- **Goal**:
What is the number of lines in these entries that include "this"? Write that number and no other text.
Begin
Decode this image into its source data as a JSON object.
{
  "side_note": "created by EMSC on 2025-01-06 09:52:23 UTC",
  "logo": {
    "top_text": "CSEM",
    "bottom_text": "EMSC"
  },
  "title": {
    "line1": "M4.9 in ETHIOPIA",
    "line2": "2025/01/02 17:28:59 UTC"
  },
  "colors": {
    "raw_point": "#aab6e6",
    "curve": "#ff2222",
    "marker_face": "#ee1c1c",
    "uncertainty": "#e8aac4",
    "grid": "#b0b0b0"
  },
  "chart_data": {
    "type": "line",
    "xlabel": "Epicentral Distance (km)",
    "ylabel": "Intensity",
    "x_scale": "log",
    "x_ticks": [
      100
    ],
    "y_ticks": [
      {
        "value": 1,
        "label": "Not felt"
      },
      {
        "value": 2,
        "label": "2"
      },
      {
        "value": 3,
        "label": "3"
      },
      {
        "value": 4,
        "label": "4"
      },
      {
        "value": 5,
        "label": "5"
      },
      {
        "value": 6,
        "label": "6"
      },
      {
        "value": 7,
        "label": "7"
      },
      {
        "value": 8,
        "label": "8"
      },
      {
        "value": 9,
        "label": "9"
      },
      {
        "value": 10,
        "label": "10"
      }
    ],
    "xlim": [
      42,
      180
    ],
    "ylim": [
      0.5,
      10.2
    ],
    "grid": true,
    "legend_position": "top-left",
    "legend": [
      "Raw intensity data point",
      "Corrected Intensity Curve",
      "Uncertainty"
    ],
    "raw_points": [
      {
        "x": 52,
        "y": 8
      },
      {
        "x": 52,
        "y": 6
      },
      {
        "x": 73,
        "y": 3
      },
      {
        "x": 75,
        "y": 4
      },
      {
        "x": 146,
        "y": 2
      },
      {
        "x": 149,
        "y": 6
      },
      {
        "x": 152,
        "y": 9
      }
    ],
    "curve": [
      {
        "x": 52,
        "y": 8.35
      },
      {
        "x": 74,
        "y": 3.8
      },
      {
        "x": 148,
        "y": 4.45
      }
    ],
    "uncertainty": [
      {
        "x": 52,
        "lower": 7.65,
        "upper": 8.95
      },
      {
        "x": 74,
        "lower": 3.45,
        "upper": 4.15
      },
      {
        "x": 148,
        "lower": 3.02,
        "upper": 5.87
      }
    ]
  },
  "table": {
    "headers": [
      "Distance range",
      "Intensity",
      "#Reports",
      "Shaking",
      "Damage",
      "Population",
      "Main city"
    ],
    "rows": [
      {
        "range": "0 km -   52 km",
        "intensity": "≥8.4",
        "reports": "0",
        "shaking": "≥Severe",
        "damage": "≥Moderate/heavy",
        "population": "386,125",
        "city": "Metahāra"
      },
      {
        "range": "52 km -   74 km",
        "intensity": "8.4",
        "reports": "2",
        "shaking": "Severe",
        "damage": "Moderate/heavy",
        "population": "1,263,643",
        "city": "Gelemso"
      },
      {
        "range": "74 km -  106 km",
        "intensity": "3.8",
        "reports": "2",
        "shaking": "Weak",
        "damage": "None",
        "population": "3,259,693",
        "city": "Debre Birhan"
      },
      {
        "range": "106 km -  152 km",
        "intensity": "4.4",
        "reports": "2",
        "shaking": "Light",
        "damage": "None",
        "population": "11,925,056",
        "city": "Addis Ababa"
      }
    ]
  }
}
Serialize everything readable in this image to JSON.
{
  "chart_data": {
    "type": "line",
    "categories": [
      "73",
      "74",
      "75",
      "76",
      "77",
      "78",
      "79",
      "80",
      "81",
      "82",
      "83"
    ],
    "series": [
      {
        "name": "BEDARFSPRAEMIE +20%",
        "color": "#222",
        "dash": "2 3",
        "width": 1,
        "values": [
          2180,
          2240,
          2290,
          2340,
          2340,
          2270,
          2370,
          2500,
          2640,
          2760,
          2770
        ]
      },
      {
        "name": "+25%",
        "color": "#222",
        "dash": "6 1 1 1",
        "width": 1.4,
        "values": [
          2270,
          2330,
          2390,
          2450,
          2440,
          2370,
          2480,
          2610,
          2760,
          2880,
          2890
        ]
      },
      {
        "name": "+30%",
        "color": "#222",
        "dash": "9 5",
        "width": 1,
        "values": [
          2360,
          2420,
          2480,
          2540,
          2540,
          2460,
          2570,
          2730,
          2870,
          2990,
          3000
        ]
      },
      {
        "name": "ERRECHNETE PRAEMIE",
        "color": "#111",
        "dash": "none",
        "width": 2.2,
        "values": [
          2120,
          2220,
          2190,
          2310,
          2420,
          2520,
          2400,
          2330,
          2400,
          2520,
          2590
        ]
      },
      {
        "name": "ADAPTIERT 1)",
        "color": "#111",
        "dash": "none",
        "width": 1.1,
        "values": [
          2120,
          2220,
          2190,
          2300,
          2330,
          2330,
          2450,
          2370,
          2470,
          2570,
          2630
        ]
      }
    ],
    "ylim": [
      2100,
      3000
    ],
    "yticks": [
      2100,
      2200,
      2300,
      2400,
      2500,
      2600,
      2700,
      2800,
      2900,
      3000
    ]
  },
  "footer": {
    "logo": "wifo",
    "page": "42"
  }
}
End
- **Complete response**:
2